**Exercise directions:** Copy all records verbatim.

*** Opening Information ***

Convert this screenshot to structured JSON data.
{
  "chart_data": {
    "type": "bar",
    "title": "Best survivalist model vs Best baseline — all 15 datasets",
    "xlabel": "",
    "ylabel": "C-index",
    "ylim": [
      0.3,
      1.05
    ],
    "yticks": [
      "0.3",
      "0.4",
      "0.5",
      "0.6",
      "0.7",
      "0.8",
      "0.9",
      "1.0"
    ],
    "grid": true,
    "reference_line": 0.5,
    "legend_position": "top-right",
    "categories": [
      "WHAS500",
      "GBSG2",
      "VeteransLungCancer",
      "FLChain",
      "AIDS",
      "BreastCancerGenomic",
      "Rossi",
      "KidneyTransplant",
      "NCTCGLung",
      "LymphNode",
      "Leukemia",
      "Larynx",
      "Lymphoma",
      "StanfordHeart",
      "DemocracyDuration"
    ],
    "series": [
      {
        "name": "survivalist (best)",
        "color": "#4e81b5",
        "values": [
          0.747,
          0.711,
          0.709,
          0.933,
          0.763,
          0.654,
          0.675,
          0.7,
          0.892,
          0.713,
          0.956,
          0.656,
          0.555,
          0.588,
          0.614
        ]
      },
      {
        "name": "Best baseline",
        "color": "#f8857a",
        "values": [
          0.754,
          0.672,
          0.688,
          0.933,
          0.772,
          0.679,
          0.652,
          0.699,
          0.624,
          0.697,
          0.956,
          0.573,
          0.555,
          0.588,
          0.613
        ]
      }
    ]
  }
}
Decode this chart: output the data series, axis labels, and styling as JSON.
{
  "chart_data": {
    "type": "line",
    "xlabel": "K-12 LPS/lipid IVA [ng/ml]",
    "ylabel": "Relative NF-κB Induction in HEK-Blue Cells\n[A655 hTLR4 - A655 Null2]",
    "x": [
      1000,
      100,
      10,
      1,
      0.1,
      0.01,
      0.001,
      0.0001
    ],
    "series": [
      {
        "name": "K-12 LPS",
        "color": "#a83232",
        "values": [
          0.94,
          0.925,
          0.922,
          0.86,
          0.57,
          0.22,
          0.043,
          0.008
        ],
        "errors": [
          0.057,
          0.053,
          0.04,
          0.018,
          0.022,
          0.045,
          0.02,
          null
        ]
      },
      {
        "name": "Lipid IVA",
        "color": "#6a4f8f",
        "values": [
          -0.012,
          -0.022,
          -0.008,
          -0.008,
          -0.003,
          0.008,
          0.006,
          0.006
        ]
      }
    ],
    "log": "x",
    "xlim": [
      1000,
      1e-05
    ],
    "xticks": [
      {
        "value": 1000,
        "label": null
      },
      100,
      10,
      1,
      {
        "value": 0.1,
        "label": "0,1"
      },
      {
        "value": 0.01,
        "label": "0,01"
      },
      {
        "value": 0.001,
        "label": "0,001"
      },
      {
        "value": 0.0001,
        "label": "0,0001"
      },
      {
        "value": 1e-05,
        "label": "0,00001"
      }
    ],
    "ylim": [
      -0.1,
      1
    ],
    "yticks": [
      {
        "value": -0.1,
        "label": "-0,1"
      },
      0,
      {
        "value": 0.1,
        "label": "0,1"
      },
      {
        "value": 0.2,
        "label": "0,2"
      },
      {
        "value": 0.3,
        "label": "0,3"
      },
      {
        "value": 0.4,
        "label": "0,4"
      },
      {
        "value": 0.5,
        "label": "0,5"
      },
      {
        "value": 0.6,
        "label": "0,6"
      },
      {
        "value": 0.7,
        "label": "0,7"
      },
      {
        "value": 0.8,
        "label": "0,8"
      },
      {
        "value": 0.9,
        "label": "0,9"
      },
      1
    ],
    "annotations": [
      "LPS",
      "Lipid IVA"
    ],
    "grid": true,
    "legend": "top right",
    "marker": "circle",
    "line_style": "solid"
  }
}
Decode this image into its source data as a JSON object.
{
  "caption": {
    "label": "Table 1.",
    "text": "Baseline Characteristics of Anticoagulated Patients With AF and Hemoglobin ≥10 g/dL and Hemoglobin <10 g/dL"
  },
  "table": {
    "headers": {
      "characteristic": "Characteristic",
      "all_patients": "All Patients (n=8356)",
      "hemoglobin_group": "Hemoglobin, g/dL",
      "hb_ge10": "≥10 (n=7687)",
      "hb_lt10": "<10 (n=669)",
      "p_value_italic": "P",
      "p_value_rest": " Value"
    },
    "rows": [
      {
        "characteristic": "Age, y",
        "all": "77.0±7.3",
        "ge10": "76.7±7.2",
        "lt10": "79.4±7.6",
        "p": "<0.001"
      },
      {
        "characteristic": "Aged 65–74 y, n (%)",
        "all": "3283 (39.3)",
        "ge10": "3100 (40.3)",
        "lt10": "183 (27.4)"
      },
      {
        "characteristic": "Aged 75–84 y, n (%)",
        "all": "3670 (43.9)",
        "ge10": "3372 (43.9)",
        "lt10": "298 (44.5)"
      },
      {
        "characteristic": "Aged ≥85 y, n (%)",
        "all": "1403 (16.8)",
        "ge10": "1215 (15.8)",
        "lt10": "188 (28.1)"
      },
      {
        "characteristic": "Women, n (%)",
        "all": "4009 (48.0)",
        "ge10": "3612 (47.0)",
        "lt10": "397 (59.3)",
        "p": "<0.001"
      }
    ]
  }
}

*** Closing Information ***

**Worked solution:**
Convert this screenshot to structured JSON data.
{
  "chart_data": {
    "type": "bar",
    "title": "Best survivalist model vs Best baseline — all 15 datasets",
    "xlabel": "",
    "ylabel": "C-index",
    "ylim": [
      0.3,
      1.05
    ],
    "yticks": [
      "0.3",
      "0.4",
      "0.5",
      "0.6",
      "0.7",
      "0.8",
      "0.9",
      "1.0"
    ],
    "grid": true,
    "reference_line": 0.5,
    "legend_position": "top-right",
    "categories": [
      "WHAS500",
      "GBSG2",
      "VeteransLungCancer",
      "FLChain",
      "AIDS",
      "BreastCancerGenomic",
      "Rossi",
      "KidneyTransplant",
      "NCTCGLung",
      "LymphNode",
      "Leukemia",
      "Larynx",
      "Lymphoma",
      "StanfordHeart",
      "DemocracyDuration"
    ],
    "series": [
      {
        "name": "survivalist (best)",
        "color": "#4e81b5",
        "values": [
          0.747,
          0.711,
          0.709,
          0.933,
          0.763,
          0.654,
          0.675,
          0.7,
          0.892,
          0.713,
          0.956,
          0.656,
          0.555,
          0.588,
          0.614
        ]
      },
      {
        "name": "Best baseline",
        "color": "#f8857a",
        "values": [
          0.754,
          0.672,
          0.688,
          0.933,
          0.772,
          0.679,
          0.652,
          0.699,
          0.624,
          0.697,
          0.956,
          0.573,
          0.555,
          0.588,
          0.613
        ]
      }
    ]
  }
}
Decode this chart: output the data series, axis labels, and styling as JSON.
{
  "chart_data": {
    "type": "line",
    "xlabel": "K-12 LPS/lipid IVA [ng/ml]",
    "ylabel": "Relative NF-κB Induction in HEK-Blue Cells\n[A655 hTLR4 - A655 Null2]",
    "x": [
      1000,
      100,
      10,
      1,
      0.1,
      0.01,
      0.001,
      0.0001
    ],
    "series": [
      {
        "name": "K-12 LPS",
        "color": "#a83232",
        "values": [
          0.94,
          0.925,
          0.922,
          0.86,
          0.57,
          0.22,
          0.043,
          0.008
        ],
        "errors": [
          0.057,
          0.053,
          0.04,
          0.018,
          0.022,
          0.045,
          0.02,
          null
        ]
      },
      {
        "name": "Lipid IVA",
        "color": "#6a4f8f",
        "values": [
          -0.012,
          -0.022,
          -0.008,
          -0.008,
          -0.003,
          0.008,
          0.006,
          0.006
        ]
      }
    ],
    "log": "x",
    "xlim": [
      1000,
      1e-05
    ],
    "xticks": [
      {
        "value": 1000,
        "label": null
      },
      100,
      10,
      1,
      {
        "value": 0.1,
        "label": "0,1"
      },
      {
        "value": 0.01,
        "label": "0,01"
      },
      {
        "value": 0.001,
        "label": "0,001"
      },
      {
        "value": 0.0001,
        "label": "0,0001"
      },
      {
        "value": 1e-05,
        "label": "0,00001"
      }
    ],
    "ylim": [
      -0.1,
      1
    ],
    "yticks": [
      {
        "value": -0.1,
        "label": "-0,1"
      },
      0,
      {
        "value": 0.1,
        "label": "0,1"
      },
      {
        "value": 0.2,
        "label": "0,2"
      },
      {
        "value": 0.3,
        "label": "0,3"
      },
      {
        "value": 0.4,
        "label": "0,4"
      },
      {
        "value": 0.5,
        "label": "0,5"
      },
      {
        "value": 0.6,
        "label": "0,6"
      },
      {
        "value": 0.7,
        "label": "0,7"
      },
      {
        "value": 0.8,
        "label": "0,8"
      },
      {
        "value": 0.9,
        "label": "0,9"
      },
      1
    ],
    "annotations": [
      "LPS",
      "Lipid IVA"
    ],
    "grid": true,
    "legend": "top right",
    "marker": "circle",
    "line_style": "solid"
  }
}
Decode this image into its source data as a JSON object.
{
  "caption": {
    "label": "Table 1.",
    "text": "Baseline Characteristics of Anticoagulated Patients With AF and Hemoglobin ≥10 g/dL and Hemoglobin <10 g/dL"
  },
  "table": {
    "headers": {
      "characteristic": "Characteristic",
      "all_patients": "All Patients (n=8356)",
      "hemoglobin_group": "Hemoglobin, g/dL",
      "hb_ge10": "≥10 (n=7687)",
      "hb_lt10": "<10 (n=669)",
      "p_value_italic": "P",
      "p_value_rest": " Value"
    },
    "rows": [
      {
        "characteristic": "Age, y",
        "all": "77.0±7.3",
        "ge10": "76.7±7.2",
        "lt10": "79.4±7.6",
        "p": "<0.001"
      },
      {
        "characteristic": "Aged 65–74 y, n (%)",
        "all": "3283 (39.3)",
        "ge10": "3100 (40.3)",
        "lt10": "183 (27.4)"
      },
      {
        "characteristic": "Aged 75–84 y, n (%)",
        "all": "3670 (43.9)",
        "ge10": "3372 (43.9)",
        "lt10": "298 (44.5)"
      },
      {
        "characteristic": "Aged ≥85 y, n (%)",
        "all": "1403 (16.8)",
        "ge10": "1215 (15.8)",
        "lt10": "188 (28.1)"
      },
      {
        "characteristic": "Women, n (%)",
        "all": "4009 (48.0)",
        "ge10": "3612 (47.0)",
        "lt10": "397 (59.3)",
        "p": "<0.001"
      }
    ]
  }
}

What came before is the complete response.